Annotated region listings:
+--
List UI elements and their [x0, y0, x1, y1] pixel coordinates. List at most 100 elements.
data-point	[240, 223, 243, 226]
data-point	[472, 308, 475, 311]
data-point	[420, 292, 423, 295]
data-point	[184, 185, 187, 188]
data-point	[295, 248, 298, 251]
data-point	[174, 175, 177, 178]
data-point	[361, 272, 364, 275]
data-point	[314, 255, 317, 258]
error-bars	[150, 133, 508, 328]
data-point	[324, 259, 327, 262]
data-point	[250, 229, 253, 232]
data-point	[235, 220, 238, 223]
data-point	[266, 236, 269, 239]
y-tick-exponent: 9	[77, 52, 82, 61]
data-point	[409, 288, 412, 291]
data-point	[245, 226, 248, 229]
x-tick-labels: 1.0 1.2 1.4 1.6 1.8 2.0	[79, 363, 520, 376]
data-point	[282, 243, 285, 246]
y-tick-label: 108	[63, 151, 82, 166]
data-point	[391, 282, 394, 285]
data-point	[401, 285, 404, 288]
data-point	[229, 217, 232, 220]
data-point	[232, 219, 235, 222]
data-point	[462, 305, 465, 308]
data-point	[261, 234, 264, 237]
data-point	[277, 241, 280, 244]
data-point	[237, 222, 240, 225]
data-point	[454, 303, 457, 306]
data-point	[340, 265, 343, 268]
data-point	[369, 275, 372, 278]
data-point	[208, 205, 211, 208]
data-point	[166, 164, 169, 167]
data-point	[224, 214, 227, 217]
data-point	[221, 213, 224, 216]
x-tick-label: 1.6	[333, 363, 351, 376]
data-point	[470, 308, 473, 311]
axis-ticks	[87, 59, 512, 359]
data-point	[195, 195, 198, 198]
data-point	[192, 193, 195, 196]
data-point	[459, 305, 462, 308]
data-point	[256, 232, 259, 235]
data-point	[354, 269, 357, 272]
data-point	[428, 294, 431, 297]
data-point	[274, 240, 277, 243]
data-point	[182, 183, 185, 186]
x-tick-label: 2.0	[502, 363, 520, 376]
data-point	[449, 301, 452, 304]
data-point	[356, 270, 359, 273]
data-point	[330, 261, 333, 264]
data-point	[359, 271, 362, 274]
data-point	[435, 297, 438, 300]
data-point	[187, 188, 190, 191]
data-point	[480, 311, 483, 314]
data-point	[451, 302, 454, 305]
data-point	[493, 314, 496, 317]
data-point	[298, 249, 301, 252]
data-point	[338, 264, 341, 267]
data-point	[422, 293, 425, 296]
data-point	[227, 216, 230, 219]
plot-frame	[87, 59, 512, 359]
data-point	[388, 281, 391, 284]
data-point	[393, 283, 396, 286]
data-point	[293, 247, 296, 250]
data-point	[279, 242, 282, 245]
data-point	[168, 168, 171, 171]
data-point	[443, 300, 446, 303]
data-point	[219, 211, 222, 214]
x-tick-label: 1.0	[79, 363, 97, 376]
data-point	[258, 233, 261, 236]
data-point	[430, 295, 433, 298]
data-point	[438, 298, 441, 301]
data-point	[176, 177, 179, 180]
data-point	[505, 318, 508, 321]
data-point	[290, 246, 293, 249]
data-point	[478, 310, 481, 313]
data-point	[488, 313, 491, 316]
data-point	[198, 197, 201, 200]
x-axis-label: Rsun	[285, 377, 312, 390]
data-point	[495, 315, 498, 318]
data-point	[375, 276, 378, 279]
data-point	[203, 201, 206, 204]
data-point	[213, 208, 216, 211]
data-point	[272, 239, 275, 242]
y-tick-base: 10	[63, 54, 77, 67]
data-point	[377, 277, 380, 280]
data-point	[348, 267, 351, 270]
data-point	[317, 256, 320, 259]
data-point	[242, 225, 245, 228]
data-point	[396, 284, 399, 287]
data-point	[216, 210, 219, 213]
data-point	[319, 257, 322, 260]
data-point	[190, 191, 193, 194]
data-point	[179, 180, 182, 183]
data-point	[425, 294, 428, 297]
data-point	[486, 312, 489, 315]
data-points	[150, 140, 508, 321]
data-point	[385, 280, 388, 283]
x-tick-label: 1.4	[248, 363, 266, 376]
+--
EXERCISE TASK
Retype the stretch of the listing from its first line through the line containing "264, 341, 267]", keeping every character unchanged.

SOLVED PROBLEM
List UI elements and their [x0, y0, x1, y1] pixel coordinates. List at most 100 elements.
data-point	[240, 223, 243, 226]
data-point	[472, 308, 475, 311]
data-point	[420, 292, 423, 295]
data-point	[184, 185, 187, 188]
data-point	[295, 248, 298, 251]
data-point	[174, 175, 177, 178]
data-point	[361, 272, 364, 275]
data-point	[314, 255, 317, 258]
error-bars	[150, 133, 508, 328]
data-point	[324, 259, 327, 262]
data-point	[250, 229, 253, 232]
data-point	[235, 220, 238, 223]
data-point	[266, 236, 269, 239]
y-tick-exponent: 9	[77, 52, 82, 61]
data-point	[409, 288, 412, 291]
data-point	[245, 226, 248, 229]
x-tick-labels: 1.0 1.2 1.4 1.6 1.8 2.0	[79, 363, 520, 376]
data-point	[282, 243, 285, 246]
y-tick-label: 108	[63, 151, 82, 166]
data-point	[391, 282, 394, 285]
data-point	[401, 285, 404, 288]
data-point	[229, 217, 232, 220]
data-point	[232, 219, 235, 222]
data-point	[462, 305, 465, 308]
data-point	[261, 234, 264, 237]
data-point	[277, 241, 280, 244]
data-point	[237, 222, 240, 225]
data-point	[454, 303, 457, 306]
data-point	[340, 265, 343, 268]
data-point	[369, 275, 372, 278]
data-point	[208, 205, 211, 208]
data-point	[166, 164, 169, 167]
data-point	[224, 214, 227, 217]
data-point	[221, 213, 224, 216]
x-tick-label: 1.6	[333, 363, 351, 376]
data-point	[470, 308, 473, 311]
axis-ticks	[87, 59, 512, 359]
data-point	[195, 195, 198, 198]
data-point	[192, 193, 195, 196]
data-point	[459, 305, 462, 308]
data-point	[256, 232, 259, 235]
data-point	[354, 269, 357, 272]
data-point	[428, 294, 431, 297]
data-point	[274, 240, 277, 243]
data-point	[182, 183, 185, 186]
x-tick-label: 2.0	[502, 363, 520, 376]
data-point	[449, 301, 452, 304]
data-point	[356, 270, 359, 273]
data-point	[330, 261, 333, 264]
data-point	[359, 271, 362, 274]
data-point	[435, 297, 438, 300]
data-point	[187, 188, 190, 191]
data-point	[480, 311, 483, 314]
data-point	[451, 302, 454, 305]
data-point	[493, 314, 496, 317]
data-point	[298, 249, 301, 252]
data-point	[338, 264, 341, 267]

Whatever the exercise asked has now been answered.